- ESTRATTO DEL TESTO:

Lo scorso 22 agosto, a Pescina, si è tenuta la cerimonia di premiazione della XXV edizione del Premio Internazionale Ignazio Silone, alla quale ho avuto il piacere di partecipare in quanto vincitore della sezione ‘tesi di laurea e di dottorato’. L’assegnazione del premio non ha rappresentato per me alcun motivo di vanto poiché, come ho spiegato nel mio breve intervento, è stata semplicemente frutto del mio dovere e di un lavoro che mi ha appassionato e divertito molto, nonostante la difficoltà delle ricerche. Sono rimasto sorpreso dall’attenzione che i cittadini riservano allo scrittore e alla premura con la quale organizzano eventi culturali dedicati al suo ricordo. Quello che mi ha fatto più impressione è stato pensare, in quei momenti, a cosa mi avesse condotto fino a lì, quel giorno e in quel preciso luogo.

- ELENCO:
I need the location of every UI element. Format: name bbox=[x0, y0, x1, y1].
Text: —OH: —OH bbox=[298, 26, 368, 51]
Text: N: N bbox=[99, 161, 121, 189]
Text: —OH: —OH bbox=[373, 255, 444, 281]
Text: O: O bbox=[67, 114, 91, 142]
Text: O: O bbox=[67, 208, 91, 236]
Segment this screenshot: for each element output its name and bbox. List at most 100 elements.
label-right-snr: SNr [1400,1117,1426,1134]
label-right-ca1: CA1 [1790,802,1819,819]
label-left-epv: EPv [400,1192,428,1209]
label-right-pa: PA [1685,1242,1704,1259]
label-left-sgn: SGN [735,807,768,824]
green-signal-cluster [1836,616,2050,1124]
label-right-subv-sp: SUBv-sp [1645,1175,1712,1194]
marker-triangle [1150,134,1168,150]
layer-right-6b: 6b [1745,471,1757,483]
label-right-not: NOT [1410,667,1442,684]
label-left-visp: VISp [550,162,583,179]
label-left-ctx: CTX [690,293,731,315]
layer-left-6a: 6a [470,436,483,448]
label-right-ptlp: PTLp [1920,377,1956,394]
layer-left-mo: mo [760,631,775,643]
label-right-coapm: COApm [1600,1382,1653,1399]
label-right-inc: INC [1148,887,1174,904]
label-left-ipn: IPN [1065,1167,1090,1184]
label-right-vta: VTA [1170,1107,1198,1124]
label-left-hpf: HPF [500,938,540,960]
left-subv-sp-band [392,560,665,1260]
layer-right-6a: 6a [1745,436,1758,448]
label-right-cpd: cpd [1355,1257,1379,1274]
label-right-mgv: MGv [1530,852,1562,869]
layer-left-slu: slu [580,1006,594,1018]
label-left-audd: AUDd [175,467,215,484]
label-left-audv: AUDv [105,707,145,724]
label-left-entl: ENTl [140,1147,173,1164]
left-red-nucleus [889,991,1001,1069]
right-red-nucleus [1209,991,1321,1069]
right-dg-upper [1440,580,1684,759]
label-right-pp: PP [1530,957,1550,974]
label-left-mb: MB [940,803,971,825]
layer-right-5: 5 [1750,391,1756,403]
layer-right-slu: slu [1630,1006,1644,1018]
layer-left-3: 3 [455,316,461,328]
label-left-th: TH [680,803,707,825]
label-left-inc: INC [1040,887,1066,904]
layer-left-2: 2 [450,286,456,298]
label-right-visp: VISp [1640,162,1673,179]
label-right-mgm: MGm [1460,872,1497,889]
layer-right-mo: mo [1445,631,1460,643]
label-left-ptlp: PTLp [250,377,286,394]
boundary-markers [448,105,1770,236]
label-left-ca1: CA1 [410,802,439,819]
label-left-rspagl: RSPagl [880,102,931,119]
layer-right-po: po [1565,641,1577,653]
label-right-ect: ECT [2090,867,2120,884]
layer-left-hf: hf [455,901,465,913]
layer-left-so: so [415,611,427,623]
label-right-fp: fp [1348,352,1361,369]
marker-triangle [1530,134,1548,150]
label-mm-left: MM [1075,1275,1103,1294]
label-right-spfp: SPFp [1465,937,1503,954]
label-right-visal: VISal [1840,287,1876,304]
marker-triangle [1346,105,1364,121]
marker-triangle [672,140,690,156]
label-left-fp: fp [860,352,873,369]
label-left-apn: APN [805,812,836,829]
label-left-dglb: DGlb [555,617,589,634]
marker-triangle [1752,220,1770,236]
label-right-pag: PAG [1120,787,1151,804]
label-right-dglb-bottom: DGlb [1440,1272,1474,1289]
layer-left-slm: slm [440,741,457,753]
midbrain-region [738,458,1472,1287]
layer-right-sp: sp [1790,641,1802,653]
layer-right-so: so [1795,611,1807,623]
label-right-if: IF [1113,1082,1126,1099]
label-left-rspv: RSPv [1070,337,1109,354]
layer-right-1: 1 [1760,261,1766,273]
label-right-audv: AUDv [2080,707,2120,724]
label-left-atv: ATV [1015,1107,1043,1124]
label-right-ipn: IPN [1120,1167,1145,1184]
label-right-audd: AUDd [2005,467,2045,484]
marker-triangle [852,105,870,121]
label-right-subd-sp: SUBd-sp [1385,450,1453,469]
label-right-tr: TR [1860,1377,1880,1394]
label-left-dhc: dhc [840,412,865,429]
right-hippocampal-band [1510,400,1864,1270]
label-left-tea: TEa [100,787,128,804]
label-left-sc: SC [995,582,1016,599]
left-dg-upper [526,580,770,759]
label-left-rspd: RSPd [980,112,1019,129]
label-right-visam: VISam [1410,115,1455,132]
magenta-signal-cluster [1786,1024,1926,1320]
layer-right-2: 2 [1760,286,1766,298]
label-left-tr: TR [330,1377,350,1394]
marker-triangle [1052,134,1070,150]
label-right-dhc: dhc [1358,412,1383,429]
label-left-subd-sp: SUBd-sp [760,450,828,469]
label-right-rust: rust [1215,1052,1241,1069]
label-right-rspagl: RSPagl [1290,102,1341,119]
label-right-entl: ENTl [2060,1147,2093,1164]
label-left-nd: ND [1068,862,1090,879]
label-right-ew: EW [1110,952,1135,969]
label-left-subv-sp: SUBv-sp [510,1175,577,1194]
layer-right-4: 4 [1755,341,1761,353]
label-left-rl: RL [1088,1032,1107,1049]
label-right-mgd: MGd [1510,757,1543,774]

- CONSEGNA 1:
Rispondi a queste domande sull'estratto sul Premio Silone:
(a) In quale località si è svolta la cerimonia di premiazione?
(b) Di quale edizione del premio si trattava?
(c) In quale sezione è stato vinto il premio?
- CONSEGNA 2:
Riscrivi in forma più breve il paragrafo dell'estratto sul Premio Silone che inizia con "Lo scorso 22 agosto", mantenendone i fatti principali.
- CONSEGNA 3:
Prosegui l'estratto sul Premio Silone a partire dalla sua ultima frase.
L'elenco è materiale a sé, distinto dall'estratto.

- RISPOSTA 1:
(a) A Pescina.
(b) La XXV edizione.
(c) Nella sezione ‘tesi di laurea e di dottorato’.

- RISPOSTA 2:
Il 22 agosto, a Pescina, ho partecipato alla premiazione della XXV edizione del Premio Internazionale Ignazio Silone come vincitore della sezione ‘tesi di laurea e di dottorato’. Il premio non è per me motivo di vanto: è frutto del dovere e di un lavoro appassionante, nonostante la difficoltà delle ricerche. Mi hanno sorpreso l'attenzione dei cittadini per lo scrittore e la cura con cui organizzano eventi in suo ricordo. Più di tutto mi ha colpito pensare a cosa mi avesse portato fin lì.

- RISPOSTA 3:
 Come si sa, alcuni incontri, anche letterari, sono del tutto fortuiti. Il mio incontro con Silone è stato proprio di questo genere, ed è avvenuto abbastanza tardi. Prima di un anno fa, infatti, ne conoscevo solo il nome, e a stento sapevo che fosse abruzzese. Poi le cose sono cambiate lo scorso settembre, quando ho dovuto scegliere l’argomento della mia tesi di laurea. Il lavoro, come avevo deciso, doveva riguardare lo studio del folklore all’interno di un’opera letteraria italiana, campo di studi dal quale sono rimasto affascinato durante un corso universitario. La principale ipotesi di scrittura riguardava le Fiabe italiane di Calvino, opera da me amatissima per avermi fatto avvicinare alla letteratura, quando ero bambino. Nonostante questo, la mia volontà era quella di analizzare qualcosa di più vicino alla sfera folklorica dell’area geografica di mia provenienza, quella molisano-abruzzese. Il nome di Silone, seppur per me ancora sconosciuto ed enigmatico, mi attraeva proprio per la scarsa attenzione che veniva riservata alla sua figura, sia a scuola che fuori. Come potevo non conoscere uno scrittore geograficamente così vicino a me e che aveva ambientato alcuni suoi romanzi nell’Abruzzo contadino? Era inaccettabile, dovevo almeno provare ad avvicinarmici.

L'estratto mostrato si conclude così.